[BEGIN]

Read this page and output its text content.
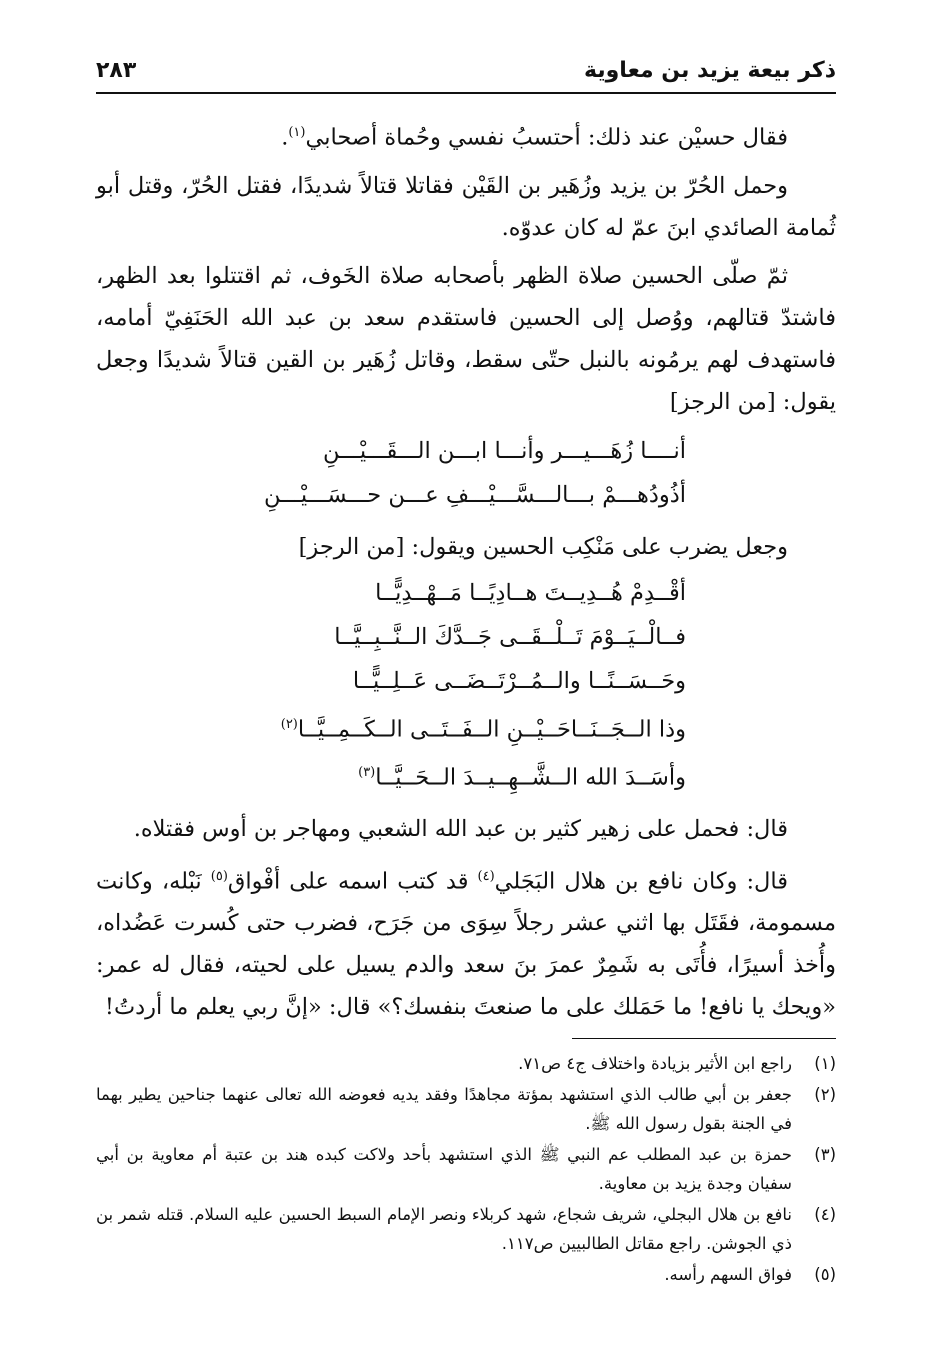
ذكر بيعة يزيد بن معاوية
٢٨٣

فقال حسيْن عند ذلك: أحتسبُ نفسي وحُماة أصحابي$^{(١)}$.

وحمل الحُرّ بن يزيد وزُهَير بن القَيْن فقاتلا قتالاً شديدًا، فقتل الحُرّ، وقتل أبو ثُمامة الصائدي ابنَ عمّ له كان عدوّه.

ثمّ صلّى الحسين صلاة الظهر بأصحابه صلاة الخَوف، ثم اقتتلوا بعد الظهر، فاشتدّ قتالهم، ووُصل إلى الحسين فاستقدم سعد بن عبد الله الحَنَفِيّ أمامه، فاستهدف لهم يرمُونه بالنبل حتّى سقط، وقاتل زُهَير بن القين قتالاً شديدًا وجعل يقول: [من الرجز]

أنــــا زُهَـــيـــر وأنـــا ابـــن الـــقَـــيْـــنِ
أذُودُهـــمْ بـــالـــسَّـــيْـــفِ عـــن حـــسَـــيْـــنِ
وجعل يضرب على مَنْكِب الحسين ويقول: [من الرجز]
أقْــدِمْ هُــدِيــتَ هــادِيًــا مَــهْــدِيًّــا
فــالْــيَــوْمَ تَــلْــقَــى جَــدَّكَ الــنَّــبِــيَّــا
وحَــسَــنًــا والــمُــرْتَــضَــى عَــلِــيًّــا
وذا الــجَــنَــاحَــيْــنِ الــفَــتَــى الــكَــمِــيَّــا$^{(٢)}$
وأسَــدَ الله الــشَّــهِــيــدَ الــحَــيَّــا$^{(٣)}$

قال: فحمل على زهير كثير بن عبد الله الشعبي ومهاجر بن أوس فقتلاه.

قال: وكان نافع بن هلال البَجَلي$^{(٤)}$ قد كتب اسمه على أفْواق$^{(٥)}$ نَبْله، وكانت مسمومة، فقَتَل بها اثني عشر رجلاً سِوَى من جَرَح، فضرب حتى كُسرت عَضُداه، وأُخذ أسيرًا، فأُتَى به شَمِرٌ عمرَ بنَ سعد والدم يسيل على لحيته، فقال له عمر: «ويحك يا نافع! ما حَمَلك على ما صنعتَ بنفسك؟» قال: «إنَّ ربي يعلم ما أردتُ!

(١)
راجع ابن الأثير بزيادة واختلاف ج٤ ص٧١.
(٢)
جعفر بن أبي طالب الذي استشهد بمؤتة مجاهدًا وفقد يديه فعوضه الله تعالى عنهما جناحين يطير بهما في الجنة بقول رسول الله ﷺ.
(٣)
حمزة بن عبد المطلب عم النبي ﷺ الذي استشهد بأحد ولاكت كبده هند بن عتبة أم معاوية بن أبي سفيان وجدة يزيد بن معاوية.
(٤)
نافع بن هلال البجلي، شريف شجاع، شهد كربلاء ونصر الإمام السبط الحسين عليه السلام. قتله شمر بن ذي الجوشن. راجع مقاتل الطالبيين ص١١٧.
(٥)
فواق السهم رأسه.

[END]

Task prompt :: Look above for every line with the word "فقال" and copy it.

Worked solution ::
فقال حسيْن عند ذلك: أحتسبُ نفسي وحُماة أصحابي$^{(١)}$.
قال: وكان نافع بن هلال البَجَلي$^{(٤)}$ قد كتب اسمه على أفْواق$^{(٥)}$ نَبْله، وكانت مسمومة، فقَتَل بها اثني عشر رجلاً سِوَى من جَرَح، فضرب حتى كُسرت عَضُداه، وأُخذ أسيرًا، فأُتَى به شَمِرٌ عمرَ بنَ سعد والدم يسيل على لحيته، فقال له عمر: «ويحك يا نافع! ما حَمَلك على ما صنعتَ بنفسك؟» قال: «إنَّ ربي يعلم ما أردتُ!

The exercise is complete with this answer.